━━ Material for this exercise ━━
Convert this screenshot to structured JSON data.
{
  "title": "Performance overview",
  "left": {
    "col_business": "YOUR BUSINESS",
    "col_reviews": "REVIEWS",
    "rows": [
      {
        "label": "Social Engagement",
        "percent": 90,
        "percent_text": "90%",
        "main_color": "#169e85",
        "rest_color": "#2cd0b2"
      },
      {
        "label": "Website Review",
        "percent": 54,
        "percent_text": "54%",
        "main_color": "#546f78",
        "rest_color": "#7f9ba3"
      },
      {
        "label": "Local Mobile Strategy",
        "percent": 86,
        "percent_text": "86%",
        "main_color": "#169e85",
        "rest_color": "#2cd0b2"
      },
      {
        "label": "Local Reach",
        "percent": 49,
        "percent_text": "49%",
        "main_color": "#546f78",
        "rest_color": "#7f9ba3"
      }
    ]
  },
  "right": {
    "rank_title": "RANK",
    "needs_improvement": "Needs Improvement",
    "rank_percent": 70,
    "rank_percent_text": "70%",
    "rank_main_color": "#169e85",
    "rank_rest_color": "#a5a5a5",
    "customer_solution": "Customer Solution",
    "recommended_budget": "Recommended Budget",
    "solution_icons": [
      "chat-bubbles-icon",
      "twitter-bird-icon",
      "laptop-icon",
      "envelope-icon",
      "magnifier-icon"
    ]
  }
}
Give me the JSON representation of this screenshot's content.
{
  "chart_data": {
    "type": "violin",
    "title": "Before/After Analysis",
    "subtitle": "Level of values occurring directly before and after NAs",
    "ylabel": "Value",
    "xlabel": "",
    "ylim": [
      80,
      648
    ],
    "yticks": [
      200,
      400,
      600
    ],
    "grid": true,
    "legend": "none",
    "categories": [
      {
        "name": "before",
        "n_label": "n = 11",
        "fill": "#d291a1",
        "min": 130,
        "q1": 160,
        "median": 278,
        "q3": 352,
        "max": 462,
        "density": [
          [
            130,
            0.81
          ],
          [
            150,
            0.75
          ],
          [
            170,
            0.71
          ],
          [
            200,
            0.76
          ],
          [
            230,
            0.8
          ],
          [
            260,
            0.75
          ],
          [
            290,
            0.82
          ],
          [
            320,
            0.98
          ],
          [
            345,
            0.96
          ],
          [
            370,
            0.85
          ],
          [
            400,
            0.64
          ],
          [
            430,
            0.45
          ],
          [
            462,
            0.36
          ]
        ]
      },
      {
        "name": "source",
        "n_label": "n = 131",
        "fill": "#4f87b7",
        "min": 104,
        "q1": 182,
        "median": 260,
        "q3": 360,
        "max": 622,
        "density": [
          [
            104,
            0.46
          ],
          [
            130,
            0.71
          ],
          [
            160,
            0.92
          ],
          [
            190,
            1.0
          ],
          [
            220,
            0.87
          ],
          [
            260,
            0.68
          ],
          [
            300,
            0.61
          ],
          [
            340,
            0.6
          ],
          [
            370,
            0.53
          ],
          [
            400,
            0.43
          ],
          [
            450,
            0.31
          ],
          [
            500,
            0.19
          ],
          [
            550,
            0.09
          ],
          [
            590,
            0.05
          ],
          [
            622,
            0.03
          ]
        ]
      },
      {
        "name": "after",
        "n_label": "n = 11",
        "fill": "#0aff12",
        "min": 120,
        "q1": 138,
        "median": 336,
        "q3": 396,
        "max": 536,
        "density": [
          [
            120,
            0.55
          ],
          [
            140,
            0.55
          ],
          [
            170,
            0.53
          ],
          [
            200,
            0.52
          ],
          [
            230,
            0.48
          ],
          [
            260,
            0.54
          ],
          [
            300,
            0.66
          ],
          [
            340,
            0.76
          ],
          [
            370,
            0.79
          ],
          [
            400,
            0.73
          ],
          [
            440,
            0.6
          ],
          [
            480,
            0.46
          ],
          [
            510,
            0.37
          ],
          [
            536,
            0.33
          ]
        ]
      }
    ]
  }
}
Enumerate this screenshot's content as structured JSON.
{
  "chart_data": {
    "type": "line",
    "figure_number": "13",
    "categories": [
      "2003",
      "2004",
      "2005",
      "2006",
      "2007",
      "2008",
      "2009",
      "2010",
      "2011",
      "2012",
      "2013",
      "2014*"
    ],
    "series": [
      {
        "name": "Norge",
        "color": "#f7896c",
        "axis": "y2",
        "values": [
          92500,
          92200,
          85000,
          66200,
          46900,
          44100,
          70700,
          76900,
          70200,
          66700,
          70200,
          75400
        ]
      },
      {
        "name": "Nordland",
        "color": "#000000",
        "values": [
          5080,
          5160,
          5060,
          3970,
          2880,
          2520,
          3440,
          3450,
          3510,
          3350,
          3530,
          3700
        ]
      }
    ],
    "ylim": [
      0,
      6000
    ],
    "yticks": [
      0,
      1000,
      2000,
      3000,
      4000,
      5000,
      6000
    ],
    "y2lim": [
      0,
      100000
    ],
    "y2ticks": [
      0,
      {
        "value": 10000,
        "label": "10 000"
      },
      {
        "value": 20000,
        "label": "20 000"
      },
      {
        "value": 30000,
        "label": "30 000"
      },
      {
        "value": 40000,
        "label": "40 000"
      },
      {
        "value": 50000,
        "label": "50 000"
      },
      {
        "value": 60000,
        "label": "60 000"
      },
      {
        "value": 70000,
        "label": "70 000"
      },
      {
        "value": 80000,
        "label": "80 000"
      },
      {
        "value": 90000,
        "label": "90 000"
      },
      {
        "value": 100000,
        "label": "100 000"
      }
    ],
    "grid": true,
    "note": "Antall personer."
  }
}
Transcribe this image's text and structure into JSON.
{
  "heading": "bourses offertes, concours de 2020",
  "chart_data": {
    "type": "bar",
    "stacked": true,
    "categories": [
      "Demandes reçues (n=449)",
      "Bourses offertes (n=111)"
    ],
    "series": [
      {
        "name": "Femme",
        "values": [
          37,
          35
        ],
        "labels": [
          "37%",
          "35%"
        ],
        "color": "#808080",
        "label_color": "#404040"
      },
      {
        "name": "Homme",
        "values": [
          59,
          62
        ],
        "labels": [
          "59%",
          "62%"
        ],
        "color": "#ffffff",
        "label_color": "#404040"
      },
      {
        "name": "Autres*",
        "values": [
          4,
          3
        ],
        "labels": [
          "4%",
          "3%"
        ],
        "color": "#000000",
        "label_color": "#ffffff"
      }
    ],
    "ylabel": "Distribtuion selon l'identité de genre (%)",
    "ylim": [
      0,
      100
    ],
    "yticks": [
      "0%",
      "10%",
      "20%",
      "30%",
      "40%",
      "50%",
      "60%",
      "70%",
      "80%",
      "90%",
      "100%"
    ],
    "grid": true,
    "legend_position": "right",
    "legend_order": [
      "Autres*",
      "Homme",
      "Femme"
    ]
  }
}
━━━
Each line in the material above must be retyped without alteration.

• _Finished exercise_
Convert this screenshot to structured JSON data.
{
  "title": "Performance overview",
  "left": {
    "col_business": "YOUR BUSINESS",
    "col_reviews": "REVIEWS",
    "rows": [
      {
        "label": "Social Engagement",
        "percent": 90,
        "percent_text": "90%",
        "main_color": "#169e85",
        "rest_color": "#2cd0b2"
      },
      {
        "label": "Website Review",
        "percent": 54,
        "percent_text": "54%",
        "main_color": "#546f78",
        "rest_color": "#7f9ba3"
      },
      {
        "label": "Local Mobile Strategy",
        "percent": 86,
        "percent_text": "86%",
        "main_color": "#169e85",
        "rest_color": "#2cd0b2"
      },
      {
        "label": "Local Reach",
        "percent": 49,
        "percent_text": "49%",
        "main_color": "#546f78",
        "rest_color": "#7f9ba3"
      }
    ]
  },
  "right": {
    "rank_title": "RANK",
    "needs_improvement": "Needs Improvement",
    "rank_percent": 70,
    "rank_percent_text": "70%",
    "rank_main_color": "#169e85",
    "rank_rest_color": "#a5a5a5",
    "customer_solution": "Customer Solution",
    "recommended_budget": "Recommended Budget",
    "solution_icons": [
      "chat-bubbles-icon",
      "twitter-bird-icon",
      "laptop-icon",
      "envelope-icon",
      "magnifier-icon"
    ]
  }
}
Give me the JSON representation of this screenshot's content.
{
  "chart_data": {
    "type": "violin",
    "title": "Before/After Analysis",
    "subtitle": "Level of values occurring directly before and after NAs",
    "ylabel": "Value",
    "xlabel": "",
    "ylim": [
      80,
      648
    ],
    "yticks": [
      200,
      400,
      600
    ],
    "grid": true,
    "legend": "none",
    "categories": [
      {
        "name": "before",
        "n_label": "n = 11",
        "fill": "#d291a1",
        "min": 130,
        "q1": 160,
        "median": 278,
        "q3": 352,
        "max": 462,
        "density": [
          [
            130,
            0.81
          ],
          [
            150,
            0.75
          ],
          [
            170,
            0.71
          ],
          [
            200,
            0.76
          ],
          [
            230,
            0.8
          ],
          [
            260,
            0.75
          ],
          [
            290,
            0.82
          ],
          [
            320,
            0.98
          ],
          [
            345,
            0.96
          ],
          [
            370,
            0.85
          ],
          [
            400,
            0.64
          ],
          [
            430,
            0.45
          ],
          [
            462,
            0.36
          ]
        ]
      },
      {
        "name": "source",
        "n_label": "n = 131",
        "fill": "#4f87b7",
        "min": 104,
        "q1": 182,
        "median": 260,
        "q3": 360,
        "max": 622,
        "density": [
          [
            104,
            0.46
          ],
          [
            130,
            0.71
          ],
          [
            160,
            0.92
          ],
          [
            190,
            1.0
          ],
          [
            220,
            0.87
          ],
          [
            260,
            0.68
          ],
          [
            300,
            0.61
          ],
          [
            340,
            0.6
          ],
          [
            370,
            0.53
          ],
          [
            400,
            0.43
          ],
          [
            450,
            0.31
          ],
          [
            500,
            0.19
          ],
          [
            550,
            0.09
          ],
          [
            590,
            0.05
          ],
          [
            622,
            0.03
          ]
        ]
      },
      {
        "name": "after",
        "n_label": "n = 11",
        "fill": "#0aff12",
        "min": 120,
        "q1": 138,
        "median": 336,
        "q3": 396,
        "max": 536,
        "density": [
          [
            120,
            0.55
          ],
          [
            140,
            0.55
          ],
          [
            170,
            0.53
          ],
          [
            200,
            0.52
          ],
          [
            230,
            0.48
          ],
          [
            260,
            0.54
          ],
          [
            300,
            0.66
          ],
          [
            340,
            0.76
          ],
          [
            370,
            0.79
          ],
          [
            400,
            0.73
          ],
          [
            440,
            0.6
          ],
          [
            480,
            0.46
          ],
          [
            510,
            0.37
          ],
          [
            536,
            0.33
          ]
        ]
      }
    ]
  }
}
Enumerate this screenshot's content as structured JSON.
{
  "chart_data": {
    "type": "line",
    "figure_number": "13",
    "categories": [
      "2003",
      "2004",
      "2005",
      "2006",
      "2007",
      "2008",
      "2009",
      "2010",
      "2011",
      "2012",
      "2013",
      "2014*"
    ],
    "series": [
      {
        "name": "Norge",
        "color": "#f7896c",
        "axis": "y2",
        "values": [
          92500,
          92200,
          85000,
          66200,
          46900,
          44100,
          70700,
          76900,
          70200,
          66700,
          70200,
          75400
        ]
      },
      {
        "name": "Nordland",
        "color": "#000000",
        "values": [
          5080,
          5160,
          5060,
          3970,
          2880,
          2520,
          3440,
          3450,
          3510,
          3350,
          3530,
          3700
        ]
      }
    ],
    "ylim": [
      0,
      6000
    ],
    "yticks": [
      0,
      1000,
      2000,
      3000,
      4000,
      5000,
      6000
    ],
    "y2lim": [
      0,
      100000
    ],
    "y2ticks": [
      0,
      {
        "value": 10000,
        "label": "10 000"
      },
      {
        "value": 20000,
        "label": "20 000"
      },
      {
        "value": 30000,
        "label": "30 000"
      },
      {
        "value": 40000,
        "label": "40 000"
      },
      {
        "value": 50000,
        "label": "50 000"
      },
      {
        "value": 60000,
        "label": "60 000"
      },
      {
        "value": 70000,
        "label": "70 000"
      },
      {
        "value": 80000,
        "label": "80 000"
      },
      {
        "value": 90000,
        "label": "90 000"
      },
      {
        "value": 100000,
        "label": "100 000"
      }
    ],
    "grid": true,
    "note": "Antall personer."
  }
}
Transcribe this image's text and structure into JSON.
{
  "heading": "bourses offertes, concours de 2020",
  "chart_data": {
    "type": "bar",
    "stacked": true,
    "categories": [
      "Demandes reçues (n=449)",
      "Bourses offertes (n=111)"
    ],
    "series": [
      {
        "name": "Femme",
        "values": [
          37,
          35
        ],
        "labels": [
          "37%",
          "35%"
        ],
        "color": "#808080",
        "label_color": "#404040"
      },
      {
        "name": "Homme",
        "values": [
          59,
          62
        ],
        "labels": [
          "59%",
          "62%"
        ],
        "color": "#ffffff",
        "label_color": "#404040"
      },
      {
        "name": "Autres*",
        "values": [
          4,
          3
        ],
        "labels": [
          "4%",
          "3%"
        ],
        "color": "#000000",
        "label_color": "#ffffff"
      }
    ],
    "ylabel": "Distribtuion selon l'identité de genre (%)",
    "ylim": [
      0,
      100
    ],
    "yticks": [
      "0%",
      "10%",
      "20%",
      "30%",
      "40%",
      "50%",
      "60%",
      "70%",
      "80%",
      "90%",
      "100%"
    ],
    "grid": true,
    "legend_position": "right",
    "legend_order": [
      "Autres*",
      "Homme",
      "Femme"
    ]
  }
}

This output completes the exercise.